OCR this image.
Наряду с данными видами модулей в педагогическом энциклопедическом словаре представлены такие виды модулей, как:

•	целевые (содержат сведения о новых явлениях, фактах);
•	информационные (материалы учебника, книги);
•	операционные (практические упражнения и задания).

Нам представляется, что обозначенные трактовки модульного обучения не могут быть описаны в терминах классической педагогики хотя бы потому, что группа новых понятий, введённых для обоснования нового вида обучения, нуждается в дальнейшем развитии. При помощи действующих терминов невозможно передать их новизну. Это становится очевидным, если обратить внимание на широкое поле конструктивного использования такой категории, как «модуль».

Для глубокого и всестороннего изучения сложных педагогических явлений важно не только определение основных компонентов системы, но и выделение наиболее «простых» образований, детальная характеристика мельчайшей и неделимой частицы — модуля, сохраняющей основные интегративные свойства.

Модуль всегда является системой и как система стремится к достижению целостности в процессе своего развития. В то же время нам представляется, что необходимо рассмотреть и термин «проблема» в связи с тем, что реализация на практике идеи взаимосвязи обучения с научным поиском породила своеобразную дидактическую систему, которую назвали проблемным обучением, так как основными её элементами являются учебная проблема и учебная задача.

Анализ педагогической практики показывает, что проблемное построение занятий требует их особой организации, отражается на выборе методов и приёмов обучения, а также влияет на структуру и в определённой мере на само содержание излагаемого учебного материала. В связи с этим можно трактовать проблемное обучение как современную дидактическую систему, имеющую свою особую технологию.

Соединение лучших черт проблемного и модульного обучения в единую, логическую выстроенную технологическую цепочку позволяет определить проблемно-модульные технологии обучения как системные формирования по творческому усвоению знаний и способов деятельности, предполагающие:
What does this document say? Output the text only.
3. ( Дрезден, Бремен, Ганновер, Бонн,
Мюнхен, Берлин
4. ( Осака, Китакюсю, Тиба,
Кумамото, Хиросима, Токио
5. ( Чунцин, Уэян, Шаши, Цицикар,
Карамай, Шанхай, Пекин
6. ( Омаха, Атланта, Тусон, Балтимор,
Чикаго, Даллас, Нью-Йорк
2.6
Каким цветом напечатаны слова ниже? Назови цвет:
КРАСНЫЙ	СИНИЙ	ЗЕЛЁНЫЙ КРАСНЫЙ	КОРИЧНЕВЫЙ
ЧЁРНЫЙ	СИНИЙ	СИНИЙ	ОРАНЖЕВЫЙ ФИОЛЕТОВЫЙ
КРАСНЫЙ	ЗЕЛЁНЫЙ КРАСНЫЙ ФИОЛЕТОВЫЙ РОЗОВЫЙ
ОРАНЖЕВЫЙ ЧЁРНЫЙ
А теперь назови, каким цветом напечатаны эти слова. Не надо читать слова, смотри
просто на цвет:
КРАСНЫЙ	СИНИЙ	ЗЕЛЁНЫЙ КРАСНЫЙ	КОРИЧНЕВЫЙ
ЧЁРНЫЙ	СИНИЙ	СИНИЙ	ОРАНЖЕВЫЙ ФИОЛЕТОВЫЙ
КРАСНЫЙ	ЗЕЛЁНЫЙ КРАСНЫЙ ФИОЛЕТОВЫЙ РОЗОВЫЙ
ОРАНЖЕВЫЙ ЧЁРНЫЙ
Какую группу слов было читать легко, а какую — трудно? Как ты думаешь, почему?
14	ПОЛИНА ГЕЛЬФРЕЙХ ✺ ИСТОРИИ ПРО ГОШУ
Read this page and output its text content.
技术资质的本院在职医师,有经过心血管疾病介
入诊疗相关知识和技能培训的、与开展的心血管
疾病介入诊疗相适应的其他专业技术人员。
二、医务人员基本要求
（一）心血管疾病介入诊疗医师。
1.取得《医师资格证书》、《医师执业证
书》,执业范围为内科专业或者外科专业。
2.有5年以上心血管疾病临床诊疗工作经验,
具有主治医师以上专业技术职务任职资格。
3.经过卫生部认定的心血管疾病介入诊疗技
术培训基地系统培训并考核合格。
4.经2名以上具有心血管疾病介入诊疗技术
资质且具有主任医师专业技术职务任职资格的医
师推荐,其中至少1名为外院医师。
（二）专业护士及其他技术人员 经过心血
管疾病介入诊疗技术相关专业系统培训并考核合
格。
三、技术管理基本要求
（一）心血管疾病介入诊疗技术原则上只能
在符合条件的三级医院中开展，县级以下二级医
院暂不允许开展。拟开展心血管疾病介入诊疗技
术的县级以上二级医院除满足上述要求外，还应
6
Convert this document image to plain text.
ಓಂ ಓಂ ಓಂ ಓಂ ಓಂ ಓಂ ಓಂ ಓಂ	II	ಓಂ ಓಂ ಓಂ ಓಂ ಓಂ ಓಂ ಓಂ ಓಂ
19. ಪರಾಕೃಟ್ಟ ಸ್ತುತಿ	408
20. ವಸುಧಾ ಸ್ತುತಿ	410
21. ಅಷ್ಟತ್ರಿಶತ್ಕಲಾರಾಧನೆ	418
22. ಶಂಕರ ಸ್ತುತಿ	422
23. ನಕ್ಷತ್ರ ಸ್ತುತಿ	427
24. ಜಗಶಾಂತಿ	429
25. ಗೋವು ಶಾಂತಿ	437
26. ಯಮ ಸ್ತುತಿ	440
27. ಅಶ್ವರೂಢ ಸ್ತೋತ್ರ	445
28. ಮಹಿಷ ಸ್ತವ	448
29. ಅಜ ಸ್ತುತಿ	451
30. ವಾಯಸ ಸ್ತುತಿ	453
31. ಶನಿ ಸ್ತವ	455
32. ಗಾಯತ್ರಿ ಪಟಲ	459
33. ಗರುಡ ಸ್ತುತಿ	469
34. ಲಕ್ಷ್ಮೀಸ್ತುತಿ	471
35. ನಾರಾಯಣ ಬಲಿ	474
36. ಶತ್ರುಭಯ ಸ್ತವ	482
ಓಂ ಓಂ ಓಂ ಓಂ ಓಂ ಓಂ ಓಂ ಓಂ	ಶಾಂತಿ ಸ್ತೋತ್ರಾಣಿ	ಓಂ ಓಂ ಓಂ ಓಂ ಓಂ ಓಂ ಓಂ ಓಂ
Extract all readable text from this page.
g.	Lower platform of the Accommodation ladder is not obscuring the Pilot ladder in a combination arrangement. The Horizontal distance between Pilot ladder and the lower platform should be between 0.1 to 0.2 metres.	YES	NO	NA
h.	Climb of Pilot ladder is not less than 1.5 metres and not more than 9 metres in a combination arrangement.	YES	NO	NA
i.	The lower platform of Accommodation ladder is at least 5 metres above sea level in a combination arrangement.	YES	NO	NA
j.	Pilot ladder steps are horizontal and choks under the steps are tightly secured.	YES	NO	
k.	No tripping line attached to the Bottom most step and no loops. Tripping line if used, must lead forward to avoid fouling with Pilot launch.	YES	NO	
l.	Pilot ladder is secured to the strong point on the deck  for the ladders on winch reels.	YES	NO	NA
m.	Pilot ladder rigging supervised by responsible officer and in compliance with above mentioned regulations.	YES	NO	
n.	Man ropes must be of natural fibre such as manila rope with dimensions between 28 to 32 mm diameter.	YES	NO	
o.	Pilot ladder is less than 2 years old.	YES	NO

════

(DIRECTION): Go through the entries and repeat each one exactly.

(WRITTEN RESPONSE):
OCR this image.
Наряду с данными видами модулей в педагогическом энциклопедическом словаре представлены такие виды модулей, как:

•	целевые (содержат сведения о новых явлениях, фактах);
•	информационные (материалы учебника, книги);
•	операционные (практические упражнения и задания).

Нам представляется, что обозначенные трактовки модульного обучения не могут быть описаны в терминах классической педагогики хотя бы потому, что группа новых понятий, введённых для обоснования нового вида обучения, нуждается в дальнейшем развитии. При помощи действующих терминов невозможно передать их новизну. Это становится очевидным, если обратить внимание на широкое поле конструктивного использования такой категории, как «модуль».

Для глубокого и всестороннего изучения сложных педагогических явлений важно не только определение основных компонентов системы, но и выделение наиболее «простых» образований, детальная характеристика мельчайшей и неделимой частицы — модуля, сохраняющей основные интегративные свойства.

Модуль всегда является системой и как система стремится к достижению целостности в процессе своего развития. В то же время нам представляется, что необходимо рассмотреть и термин «проблема» в связи с тем, что реализация на практике идеи взаимосвязи обучения с научным поиском породила своеобразную дидактическую систему, которую назвали проблемным обучением, так как основными её элементами являются учебная проблема и учебная задача.

Анализ педагогической практики показывает, что проблемное построение занятий требует их особой организации, отражается на выборе методов и приёмов обучения, а также влияет на структуру и в определённой мере на само содержание излагаемого учебного материала. В связи с этим можно трактовать проблемное обучение как современную дидактическую систему, имеющую свою особую технологию.

Соединение лучших черт проблемного и модульного обучения в единую, логическую выстроенную технологическую цепочку позволяет определить проблемно-модульные технологии обучения как системные формирования по творческому усвоению знаний и способов деятельности, предполагающие:
What does this document say? Output the text only.
3. ( Дрезден, Бремен, Ганновер, Бонн,
Мюнхен, Берлин
4. ( Осака, Китакюсю, Тиба,
Кумамото, Хиросима, Токио
5. ( Чунцин, Уэян, Шаши, Цицикар,
Карамай, Шанхай, Пекин
6. ( Омаха, Атланта, Тусон, Балтимор,
Чикаго, Даллас, Нью-Йорк
2.6
Каким цветом напечатаны слова ниже? Назови цвет:
КРАСНЫЙ	СИНИЙ	ЗЕЛЁНЫЙ КРАСНЫЙ	КОРИЧНЕВЫЙ
ЧЁРНЫЙ	СИНИЙ	СИНИЙ	ОРАНЖЕВЫЙ ФИОЛЕТОВЫЙ
КРАСНЫЙ	ЗЕЛЁНЫЙ КРАСНЫЙ ФИОЛЕТОВЫЙ РОЗОВЫЙ
ОРАНЖЕВЫЙ ЧЁРНЫЙ
А теперь назови, каким цветом напечатаны эти слова. Не надо читать слова, смотри
просто на цвет:
КРАСНЫЙ	СИНИЙ	ЗЕЛЁНЫЙ КРАСНЫЙ	КОРИЧНЕВЫЙ
ЧЁРНЫЙ	СИНИЙ	СИНИЙ	ОРАНЖЕВЫЙ ФИОЛЕТОВЫЙ
КРАСНЫЙ	ЗЕЛЁНЫЙ КРАСНЫЙ ФИОЛЕТОВЫЙ РОЗОВЫЙ
ОРАНЖЕВЫЙ ЧЁРНЫЙ
Какую группу слов было читать легко, а какую — трудно? Как ты думаешь, почему?
14	ПОЛИНА ГЕЛЬФРЕЙХ ✺ ИСТОРИИ ПРО ГОШУ
Read this page and output its text content.
技术资质的本院在职医师,有经过心血管疾病介
入诊疗相关知识和技能培训的、与开展的心血管
疾病介入诊疗相适应的其他专业技术人员。
二、医务人员基本要求
（一）心血管疾病介入诊疗医师。
1.取得《医师资格证书》、《医师执业证
书》,执业范围为内科专业或者外科专业。
2.有5年以上心血管疾病临床诊疗工作经验,
具有主治医师以上专业技术职务任职资格。
3.经过卫生部认定的心血管疾病介入诊疗技
术培训基地系统培训并考核合格。
4.经2名以上具有心血管疾病介入诊疗技术
资质且具有主任医师专业技术职务任职资格的医
师推荐,其中至少1名为外院医师。
（二）专业护士及其他技术人员 经过心血
管疾病介入诊疗技术相关专业系统培训并考核合
格。
三、技术管理基本要求
（一）心血管疾病介入诊疗技术原则上只能
在符合条件的三级医院中开展，县级以下二级医
院暂不允许开展。拟开展心血管疾病介入诊疗技
术的县级以上二级医院除满足上述要求外，还应
6
Convert this document image to plain text.
ಓಂ ಓಂ ಓಂ ಓಂ ಓಂ ಓಂ ಓಂ ಓಂ	II	ಓಂ ಓಂ ಓಂ ಓಂ ಓಂ ಓಂ ಓಂ ಓಂ
19. ಪರಾಕೃಟ್ಟ ಸ್ತುತಿ	408
20. ವಸುಧಾ ಸ್ತುತಿ	410
21. ಅಷ್ಟತ್ರಿಶತ್ಕಲಾರಾಧನೆ	418
22. ಶಂಕರ ಸ್ತುತಿ	422
23. ನಕ್ಷತ್ರ ಸ್ತುತಿ	427
24. ಜಗಶಾಂತಿ	429
25. ಗೋವು ಶಾಂತಿ	437
26. ಯಮ ಸ್ತುತಿ	440
27. ಅಶ್ವರೂಢ ಸ್ತೋತ್ರ	445
28. ಮಹಿಷ ಸ್ತವ	448
29. ಅಜ ಸ್ತುತಿ	451
30. ವಾಯಸ ಸ್ತುತಿ	453
31. ಶನಿ ಸ್ತವ	455
32. ಗಾಯತ್ರಿ ಪಟಲ	459
33. ಗರುಡ ಸ್ತುತಿ	469
34. ಲಕ್ಷ್ಮೀಸ್ತುತಿ	471
35. ನಾರಾಯಣ ಬಲಿ	474
36. ಶತ್ರುಭಯ ಸ್ತವ	482
ಓಂ ಓಂ ಓಂ ಓಂ ಓಂ ಓಂ ಓಂ ಓಂ	ಶಾಂತಿ ಸ್ತೋತ್ರಾಣಿ	ಓಂ ಓಂ ಓಂ ಓಂ ಓಂ ಓಂ ಓಂ ಓಂ
Extract all readable text from this page.
g.	Lower platform of the Accommodation ladder is not obscuring the Pilot ladder in a combination arrangement. The Horizontal distance between Pilot ladder and the lower platform should be between 0.1 to 0.2 metres.	YES	NO	NA
h.	Climb of Pilot ladder is not less than 1.5 metres and not more than 9 metres in a combination arrangement.	YES	NO	NA
i.	The lower platform of Accommodation ladder is at least 5 metres above sea level in a combination arrangement.	YES	NO	NA
j.	Pilot ladder steps are horizontal and choks under the steps are tightly secured.	YES	NO	
k.	No tripping line attached to the Bottom most step and no loops. Tripping line if used, must lead forward to avoid fouling with Pilot launch.	YES	NO	
l.	Pilot ladder is secured to the strong point on the deck  for the ladders on winch reels.	YES	NO	NA
m.	Pilot ladder rigging supervised by responsible officer and in compliance with above mentioned regulations.	YES	NO	
n.	Man ropes must be of natural fibre such as manila rope with dimensions between 28 to 32 mm diameter.	YES	NO	
o.	Pilot ladder is less than 2 years old.	YES	NO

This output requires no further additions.